(Task brief):
Examine the entries and show every line in which the word "subscript" is found.

_ _ _ _ _ _ _

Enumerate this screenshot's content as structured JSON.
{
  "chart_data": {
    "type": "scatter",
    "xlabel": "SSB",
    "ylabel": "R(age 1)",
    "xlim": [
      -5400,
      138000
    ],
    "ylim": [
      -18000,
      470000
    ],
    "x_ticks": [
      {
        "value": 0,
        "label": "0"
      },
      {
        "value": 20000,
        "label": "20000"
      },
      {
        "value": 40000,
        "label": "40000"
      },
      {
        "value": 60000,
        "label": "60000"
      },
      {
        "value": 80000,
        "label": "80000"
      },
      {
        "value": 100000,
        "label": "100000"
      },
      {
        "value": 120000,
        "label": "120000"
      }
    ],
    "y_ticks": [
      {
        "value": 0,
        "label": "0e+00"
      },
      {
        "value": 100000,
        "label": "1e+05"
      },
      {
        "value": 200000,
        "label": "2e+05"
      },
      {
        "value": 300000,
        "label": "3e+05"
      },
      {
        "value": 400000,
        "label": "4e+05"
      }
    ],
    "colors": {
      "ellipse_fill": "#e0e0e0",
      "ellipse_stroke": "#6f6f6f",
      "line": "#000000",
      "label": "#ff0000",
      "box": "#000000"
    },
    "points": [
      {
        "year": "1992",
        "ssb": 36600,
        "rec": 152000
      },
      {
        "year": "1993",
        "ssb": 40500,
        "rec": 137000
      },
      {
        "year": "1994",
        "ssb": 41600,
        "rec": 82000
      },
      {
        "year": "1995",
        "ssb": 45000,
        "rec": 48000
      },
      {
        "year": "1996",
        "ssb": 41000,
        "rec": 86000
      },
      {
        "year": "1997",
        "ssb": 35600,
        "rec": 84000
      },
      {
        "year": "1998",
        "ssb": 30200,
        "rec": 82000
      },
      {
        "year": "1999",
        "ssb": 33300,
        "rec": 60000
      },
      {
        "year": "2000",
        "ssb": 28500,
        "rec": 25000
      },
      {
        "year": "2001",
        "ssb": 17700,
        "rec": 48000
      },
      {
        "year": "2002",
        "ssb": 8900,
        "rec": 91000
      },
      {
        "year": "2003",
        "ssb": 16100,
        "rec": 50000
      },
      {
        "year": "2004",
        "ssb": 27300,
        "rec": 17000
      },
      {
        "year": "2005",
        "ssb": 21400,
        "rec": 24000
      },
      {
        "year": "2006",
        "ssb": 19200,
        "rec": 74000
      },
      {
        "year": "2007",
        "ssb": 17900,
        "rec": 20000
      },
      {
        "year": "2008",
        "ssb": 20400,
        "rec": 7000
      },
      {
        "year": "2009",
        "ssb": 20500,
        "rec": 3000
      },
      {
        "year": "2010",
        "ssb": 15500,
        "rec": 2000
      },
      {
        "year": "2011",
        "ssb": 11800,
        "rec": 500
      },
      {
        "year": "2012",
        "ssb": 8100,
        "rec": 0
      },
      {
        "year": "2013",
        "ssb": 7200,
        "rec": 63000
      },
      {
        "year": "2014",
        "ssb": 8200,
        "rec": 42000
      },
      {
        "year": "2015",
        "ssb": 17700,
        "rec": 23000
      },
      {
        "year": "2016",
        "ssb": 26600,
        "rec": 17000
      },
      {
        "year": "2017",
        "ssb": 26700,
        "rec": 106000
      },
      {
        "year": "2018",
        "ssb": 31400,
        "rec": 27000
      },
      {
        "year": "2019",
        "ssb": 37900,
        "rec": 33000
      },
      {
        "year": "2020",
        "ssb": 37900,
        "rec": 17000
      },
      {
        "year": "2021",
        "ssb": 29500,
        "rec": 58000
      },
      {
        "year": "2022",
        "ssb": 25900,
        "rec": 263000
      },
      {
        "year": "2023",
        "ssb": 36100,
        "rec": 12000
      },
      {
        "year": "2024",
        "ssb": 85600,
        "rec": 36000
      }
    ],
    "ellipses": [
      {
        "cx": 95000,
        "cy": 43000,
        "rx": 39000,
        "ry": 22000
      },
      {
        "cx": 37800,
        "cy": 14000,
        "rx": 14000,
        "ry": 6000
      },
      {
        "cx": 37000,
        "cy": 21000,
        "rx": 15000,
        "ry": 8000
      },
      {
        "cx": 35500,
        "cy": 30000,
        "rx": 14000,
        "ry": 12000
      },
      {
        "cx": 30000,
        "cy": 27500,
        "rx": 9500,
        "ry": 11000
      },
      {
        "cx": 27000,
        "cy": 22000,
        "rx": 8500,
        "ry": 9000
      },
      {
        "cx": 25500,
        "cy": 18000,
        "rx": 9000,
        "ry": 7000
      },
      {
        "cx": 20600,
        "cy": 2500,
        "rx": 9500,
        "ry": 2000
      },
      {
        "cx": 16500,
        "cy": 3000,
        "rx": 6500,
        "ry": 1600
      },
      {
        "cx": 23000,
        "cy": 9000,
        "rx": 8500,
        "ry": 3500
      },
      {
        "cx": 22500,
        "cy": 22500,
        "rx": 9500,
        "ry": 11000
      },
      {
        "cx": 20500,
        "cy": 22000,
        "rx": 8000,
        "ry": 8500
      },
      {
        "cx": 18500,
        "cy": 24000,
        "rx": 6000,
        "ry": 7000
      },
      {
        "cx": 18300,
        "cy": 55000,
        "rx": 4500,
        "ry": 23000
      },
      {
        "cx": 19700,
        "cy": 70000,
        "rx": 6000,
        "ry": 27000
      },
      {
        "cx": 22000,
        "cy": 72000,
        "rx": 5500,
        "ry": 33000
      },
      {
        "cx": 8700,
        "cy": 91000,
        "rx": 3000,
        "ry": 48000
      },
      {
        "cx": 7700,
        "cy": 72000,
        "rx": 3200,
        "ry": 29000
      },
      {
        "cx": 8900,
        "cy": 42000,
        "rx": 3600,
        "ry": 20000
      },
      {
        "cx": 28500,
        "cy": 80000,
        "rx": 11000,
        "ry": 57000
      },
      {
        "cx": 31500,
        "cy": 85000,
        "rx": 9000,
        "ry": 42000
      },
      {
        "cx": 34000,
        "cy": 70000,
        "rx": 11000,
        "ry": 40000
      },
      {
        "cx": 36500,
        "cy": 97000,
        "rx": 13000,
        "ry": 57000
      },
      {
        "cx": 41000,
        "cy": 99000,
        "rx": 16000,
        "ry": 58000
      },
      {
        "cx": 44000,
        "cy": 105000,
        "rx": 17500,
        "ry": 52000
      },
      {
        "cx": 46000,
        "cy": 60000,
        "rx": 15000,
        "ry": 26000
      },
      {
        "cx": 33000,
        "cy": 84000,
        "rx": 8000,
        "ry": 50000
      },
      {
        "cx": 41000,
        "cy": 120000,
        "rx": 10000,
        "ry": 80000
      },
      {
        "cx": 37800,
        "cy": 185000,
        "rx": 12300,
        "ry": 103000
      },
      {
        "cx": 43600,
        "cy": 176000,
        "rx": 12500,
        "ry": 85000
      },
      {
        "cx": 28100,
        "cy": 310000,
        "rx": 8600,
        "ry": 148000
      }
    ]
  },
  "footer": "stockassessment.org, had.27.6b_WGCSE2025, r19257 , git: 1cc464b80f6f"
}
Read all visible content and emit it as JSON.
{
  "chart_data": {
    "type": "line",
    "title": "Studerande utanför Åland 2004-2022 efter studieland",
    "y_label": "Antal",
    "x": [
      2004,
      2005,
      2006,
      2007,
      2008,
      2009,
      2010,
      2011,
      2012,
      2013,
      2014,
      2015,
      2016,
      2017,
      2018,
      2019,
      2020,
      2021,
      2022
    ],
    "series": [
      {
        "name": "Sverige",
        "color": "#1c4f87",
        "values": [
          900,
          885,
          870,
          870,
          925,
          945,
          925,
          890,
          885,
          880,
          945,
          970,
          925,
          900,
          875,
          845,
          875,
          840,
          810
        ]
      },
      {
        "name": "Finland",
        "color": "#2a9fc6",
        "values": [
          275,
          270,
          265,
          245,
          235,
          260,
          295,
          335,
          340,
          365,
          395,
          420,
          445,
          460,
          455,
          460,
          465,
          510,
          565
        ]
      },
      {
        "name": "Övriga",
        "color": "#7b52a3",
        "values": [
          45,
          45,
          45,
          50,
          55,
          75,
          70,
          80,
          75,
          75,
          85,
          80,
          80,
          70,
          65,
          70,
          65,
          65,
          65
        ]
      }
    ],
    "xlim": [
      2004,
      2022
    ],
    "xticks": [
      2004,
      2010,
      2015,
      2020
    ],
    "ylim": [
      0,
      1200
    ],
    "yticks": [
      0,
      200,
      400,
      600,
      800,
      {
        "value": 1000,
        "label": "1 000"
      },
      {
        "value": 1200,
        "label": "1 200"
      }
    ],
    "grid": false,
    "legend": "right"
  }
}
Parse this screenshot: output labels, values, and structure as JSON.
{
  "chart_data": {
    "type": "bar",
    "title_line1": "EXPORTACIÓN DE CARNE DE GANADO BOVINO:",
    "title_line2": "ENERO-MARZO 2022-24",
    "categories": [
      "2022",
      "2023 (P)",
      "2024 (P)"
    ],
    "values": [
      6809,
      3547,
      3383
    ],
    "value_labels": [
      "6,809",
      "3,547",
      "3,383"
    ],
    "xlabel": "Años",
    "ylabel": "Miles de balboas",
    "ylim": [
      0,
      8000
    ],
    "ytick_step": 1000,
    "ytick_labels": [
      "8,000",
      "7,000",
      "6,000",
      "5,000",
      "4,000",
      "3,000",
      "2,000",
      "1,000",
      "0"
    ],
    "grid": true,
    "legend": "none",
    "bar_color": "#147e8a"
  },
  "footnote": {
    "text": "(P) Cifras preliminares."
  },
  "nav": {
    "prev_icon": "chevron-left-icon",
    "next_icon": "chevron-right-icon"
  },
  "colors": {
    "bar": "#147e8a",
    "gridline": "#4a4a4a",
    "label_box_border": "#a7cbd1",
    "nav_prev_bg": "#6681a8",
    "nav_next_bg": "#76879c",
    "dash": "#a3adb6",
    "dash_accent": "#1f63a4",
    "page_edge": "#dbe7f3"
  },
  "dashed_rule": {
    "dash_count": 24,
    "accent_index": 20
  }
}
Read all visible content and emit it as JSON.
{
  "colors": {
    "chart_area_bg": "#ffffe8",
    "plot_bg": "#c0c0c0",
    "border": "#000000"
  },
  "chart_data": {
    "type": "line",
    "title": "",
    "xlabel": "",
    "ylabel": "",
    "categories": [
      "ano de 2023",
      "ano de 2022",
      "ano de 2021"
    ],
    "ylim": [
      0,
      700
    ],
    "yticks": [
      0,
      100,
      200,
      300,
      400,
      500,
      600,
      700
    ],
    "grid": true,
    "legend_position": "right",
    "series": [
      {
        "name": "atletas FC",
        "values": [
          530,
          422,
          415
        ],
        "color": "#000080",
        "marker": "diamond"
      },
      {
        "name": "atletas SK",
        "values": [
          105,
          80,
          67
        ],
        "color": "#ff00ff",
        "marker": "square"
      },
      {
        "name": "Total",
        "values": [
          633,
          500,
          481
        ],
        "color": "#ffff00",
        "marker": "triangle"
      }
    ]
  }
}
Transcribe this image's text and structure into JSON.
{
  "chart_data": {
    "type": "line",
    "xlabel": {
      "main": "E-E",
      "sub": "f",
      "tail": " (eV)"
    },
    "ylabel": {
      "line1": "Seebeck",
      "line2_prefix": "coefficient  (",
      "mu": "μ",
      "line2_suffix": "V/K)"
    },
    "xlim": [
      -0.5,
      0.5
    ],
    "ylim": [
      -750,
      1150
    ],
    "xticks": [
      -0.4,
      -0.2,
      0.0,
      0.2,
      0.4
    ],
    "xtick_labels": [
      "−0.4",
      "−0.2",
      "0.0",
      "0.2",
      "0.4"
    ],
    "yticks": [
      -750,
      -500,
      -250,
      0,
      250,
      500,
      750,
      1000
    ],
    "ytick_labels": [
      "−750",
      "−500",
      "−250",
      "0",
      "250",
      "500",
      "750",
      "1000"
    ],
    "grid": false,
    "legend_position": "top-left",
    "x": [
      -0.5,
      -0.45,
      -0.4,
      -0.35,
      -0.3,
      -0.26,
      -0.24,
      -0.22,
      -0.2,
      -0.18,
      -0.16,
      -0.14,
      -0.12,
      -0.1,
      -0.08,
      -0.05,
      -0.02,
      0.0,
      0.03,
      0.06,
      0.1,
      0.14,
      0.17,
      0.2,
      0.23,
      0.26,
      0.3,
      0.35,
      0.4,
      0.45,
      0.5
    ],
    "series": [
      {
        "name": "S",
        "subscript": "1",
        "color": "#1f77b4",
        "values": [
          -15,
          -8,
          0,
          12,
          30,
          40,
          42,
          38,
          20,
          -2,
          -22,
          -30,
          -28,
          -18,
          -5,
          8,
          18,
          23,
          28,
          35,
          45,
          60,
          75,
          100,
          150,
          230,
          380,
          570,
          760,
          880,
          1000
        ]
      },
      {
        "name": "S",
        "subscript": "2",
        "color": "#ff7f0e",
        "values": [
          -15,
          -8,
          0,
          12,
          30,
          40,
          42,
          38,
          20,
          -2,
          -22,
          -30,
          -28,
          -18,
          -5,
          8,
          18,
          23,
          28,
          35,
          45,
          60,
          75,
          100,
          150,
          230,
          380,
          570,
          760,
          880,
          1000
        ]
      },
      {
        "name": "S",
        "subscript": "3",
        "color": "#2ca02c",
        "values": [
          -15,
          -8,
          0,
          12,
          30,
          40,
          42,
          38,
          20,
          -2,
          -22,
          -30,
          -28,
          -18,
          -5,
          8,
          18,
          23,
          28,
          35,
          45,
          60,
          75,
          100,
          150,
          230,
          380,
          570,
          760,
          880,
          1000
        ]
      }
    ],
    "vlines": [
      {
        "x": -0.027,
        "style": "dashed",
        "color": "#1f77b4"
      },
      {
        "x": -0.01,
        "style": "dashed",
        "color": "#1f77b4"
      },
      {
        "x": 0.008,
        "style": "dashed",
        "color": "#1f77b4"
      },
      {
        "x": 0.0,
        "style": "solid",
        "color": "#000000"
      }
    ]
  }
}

_ _ _ _ _ _ _

(Answer to this problem):
        "subscript": "1",
        "subscript": "2",
        "subscript": "3",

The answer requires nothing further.